Problem to work on.
Print the records below exactly as they appear.

Information supplied.
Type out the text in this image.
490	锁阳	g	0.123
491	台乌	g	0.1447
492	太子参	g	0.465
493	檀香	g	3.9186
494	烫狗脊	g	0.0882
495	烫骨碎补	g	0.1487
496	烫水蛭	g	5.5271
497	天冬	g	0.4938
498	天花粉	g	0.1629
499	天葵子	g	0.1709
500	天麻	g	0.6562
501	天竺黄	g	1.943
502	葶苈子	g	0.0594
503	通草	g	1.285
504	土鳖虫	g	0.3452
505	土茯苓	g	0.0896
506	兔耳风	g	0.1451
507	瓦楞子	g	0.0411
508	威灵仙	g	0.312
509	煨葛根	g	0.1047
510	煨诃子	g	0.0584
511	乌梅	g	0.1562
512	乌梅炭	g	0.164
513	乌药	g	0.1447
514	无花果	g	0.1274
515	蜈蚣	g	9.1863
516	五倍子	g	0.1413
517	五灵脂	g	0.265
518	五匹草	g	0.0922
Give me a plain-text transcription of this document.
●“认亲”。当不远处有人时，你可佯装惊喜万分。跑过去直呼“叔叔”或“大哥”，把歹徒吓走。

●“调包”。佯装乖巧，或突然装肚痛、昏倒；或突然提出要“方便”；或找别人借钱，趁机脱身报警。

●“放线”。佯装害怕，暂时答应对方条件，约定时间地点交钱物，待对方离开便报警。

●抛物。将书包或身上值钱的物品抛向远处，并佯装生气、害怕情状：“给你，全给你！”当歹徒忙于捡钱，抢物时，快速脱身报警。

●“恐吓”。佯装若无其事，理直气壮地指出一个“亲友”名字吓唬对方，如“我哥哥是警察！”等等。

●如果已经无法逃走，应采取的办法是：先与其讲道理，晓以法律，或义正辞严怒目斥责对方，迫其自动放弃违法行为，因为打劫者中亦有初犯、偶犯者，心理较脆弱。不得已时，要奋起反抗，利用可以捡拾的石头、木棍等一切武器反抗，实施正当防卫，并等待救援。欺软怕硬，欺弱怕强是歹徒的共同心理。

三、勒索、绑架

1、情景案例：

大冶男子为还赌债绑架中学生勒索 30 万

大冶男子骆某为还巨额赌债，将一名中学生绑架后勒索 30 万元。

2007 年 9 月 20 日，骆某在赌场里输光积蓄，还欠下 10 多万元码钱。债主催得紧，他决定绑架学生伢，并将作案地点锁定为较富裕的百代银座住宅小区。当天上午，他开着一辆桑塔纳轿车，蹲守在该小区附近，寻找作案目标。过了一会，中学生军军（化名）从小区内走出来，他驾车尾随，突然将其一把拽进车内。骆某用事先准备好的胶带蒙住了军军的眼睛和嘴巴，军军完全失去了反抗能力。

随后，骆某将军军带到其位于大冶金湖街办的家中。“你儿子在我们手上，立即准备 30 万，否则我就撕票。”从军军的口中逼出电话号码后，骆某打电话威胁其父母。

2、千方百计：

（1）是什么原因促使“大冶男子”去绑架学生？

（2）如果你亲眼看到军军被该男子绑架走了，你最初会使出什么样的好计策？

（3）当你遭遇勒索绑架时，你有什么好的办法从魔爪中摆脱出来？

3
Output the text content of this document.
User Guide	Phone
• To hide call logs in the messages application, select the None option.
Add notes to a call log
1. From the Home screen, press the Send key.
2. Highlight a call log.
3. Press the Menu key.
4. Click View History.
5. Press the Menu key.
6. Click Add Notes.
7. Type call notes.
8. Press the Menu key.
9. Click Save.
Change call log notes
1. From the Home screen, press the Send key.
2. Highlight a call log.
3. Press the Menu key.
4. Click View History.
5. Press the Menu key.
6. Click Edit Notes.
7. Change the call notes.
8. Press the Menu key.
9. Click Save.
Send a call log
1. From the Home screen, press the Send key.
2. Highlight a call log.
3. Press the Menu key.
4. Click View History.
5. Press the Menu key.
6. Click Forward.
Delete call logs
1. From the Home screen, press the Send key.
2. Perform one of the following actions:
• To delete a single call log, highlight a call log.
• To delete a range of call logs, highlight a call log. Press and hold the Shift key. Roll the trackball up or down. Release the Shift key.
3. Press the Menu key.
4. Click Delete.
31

Written response.
Type out the text in this image.
490	锁阳	g	0.123
491	台乌	g	0.1447
492	太子参	g	0.465
493	檀香	g	3.9186
494	烫狗脊	g	0.0882
495	烫骨碎补	g	0.1487
496	烫水蛭	g	5.5271
497	天冬	g	0.4938
498	天花粉	g	0.1629
499	天葵子	g	0.1709
500	天麻	g	0.6562
501	天竺黄	g	1.943
502	葶苈子	g	0.0594
503	通草	g	1.285
504	土鳖虫	g	0.3452
505	土茯苓	g	0.0896
506	兔耳风	g	0.1451
507	瓦楞子	g	0.0411
508	威灵仙	g	0.312
509	煨葛根	g	0.1047
510	煨诃子	g	0.0584
511	乌梅	g	0.1562
512	乌梅炭	g	0.164
513	乌药	g	0.1447
514	无花果	g	0.1274
515	蜈蚣	g	9.1863
516	五倍子	g	0.1413
517	五灵脂	g	0.265
518	五匹草	g	0.0922
Give me a plain-text transcription of this document.
●“认亲”。当不远处有人时，你可佯装惊喜万分。跑过去直呼“叔叔”或“大哥”，把歹徒吓走。

●“调包”。佯装乖巧，或突然装肚痛、昏倒；或突然提出要“方便”；或找别人借钱，趁机脱身报警。

●“放线”。佯装害怕，暂时答应对方条件，约定时间地点交钱物，待对方离开便报警。

●抛物。将书包或身上值钱的物品抛向远处，并佯装生气、害怕情状：“给你，全给你！”当歹徒忙于捡钱，抢物时，快速脱身报警。

●“恐吓”。佯装若无其事，理直气壮地指出一个“亲友”名字吓唬对方，如“我哥哥是警察！”等等。

●如果已经无法逃走，应采取的办法是：先与其讲道理，晓以法律，或义正辞严怒目斥责对方，迫其自动放弃违法行为，因为打劫者中亦有初犯、偶犯者，心理较脆弱。不得已时，要奋起反抗，利用可以捡拾的石头、木棍等一切武器反抗，实施正当防卫，并等待救援。欺软怕硬，欺弱怕强是歹徒的共同心理。

三、勒索、绑架

1、情景案例：

大冶男子为还赌债绑架中学生勒索 30 万

大冶男子骆某为还巨额赌债，将一名中学生绑架后勒索 30 万元。

2007 年 9 月 20 日，骆某在赌场里输光积蓄，还欠下 10 多万元码钱。债主催得紧，他决定绑架学生伢，并将作案地点锁定为较富裕的百代银座住宅小区。当天上午，他开着一辆桑塔纳轿车，蹲守在该小区附近，寻找作案目标。过了一会，中学生军军（化名）从小区内走出来，他驾车尾随，突然将其一把拽进车内。骆某用事先准备好的胶带蒙住了军军的眼睛和嘴巴，军军完全失去了反抗能力。

随后，骆某将军军带到其位于大冶金湖街办的家中。“你儿子在我们手上，立即准备 30 万，否则我就撕票。”从军军的口中逼出电话号码后，骆某打电话威胁其父母。

2、千方百计：

（1）是什么原因促使“大冶男子”去绑架学生？

（2）如果你亲眼看到军军被该男子绑架走了，你最初会使出什么样的好计策？

（3）当你遭遇勒索绑架时，你有什么好的办法从魔爪中摆脱出来？

3
Output the text content of this document.
User Guide	Phone
• To hide call logs in the messages application, select the None option.
Add notes to a call log
1. From the Home screen, press the Send key.
2. Highlight a call log.
3. Press the Menu key.
4. Click View History.
5. Press the Menu key.
6. Click Add Notes.
7. Type call notes.
8. Press the Menu key.
9. Click Save.
Change call log notes
1. From the Home screen, press the Send key.
2. Highlight a call log.
3. Press the Menu key.
4. Click View History.
5. Press the Menu key.
6. Click Edit Notes.
7. Change the call notes.
8. Press the Menu key.
9. Click Save.
Send a call log
1. From the Home screen, press the Send key.
2. Highlight a call log.
3. Press the Menu key.
4. Click View History.
5. Press the Menu key.
6. Click Forward.
Delete call logs
1. From the Home screen, press the Send key.
2. Perform one of the following actions:
• To delete a single call log, highlight a call log.
• To delete a range of call logs, highlight a call log. Press and hold the Shift key. Roll the trackball up or down. Release the Shift key.
3. Press the Menu key.
4. Click Delete.
31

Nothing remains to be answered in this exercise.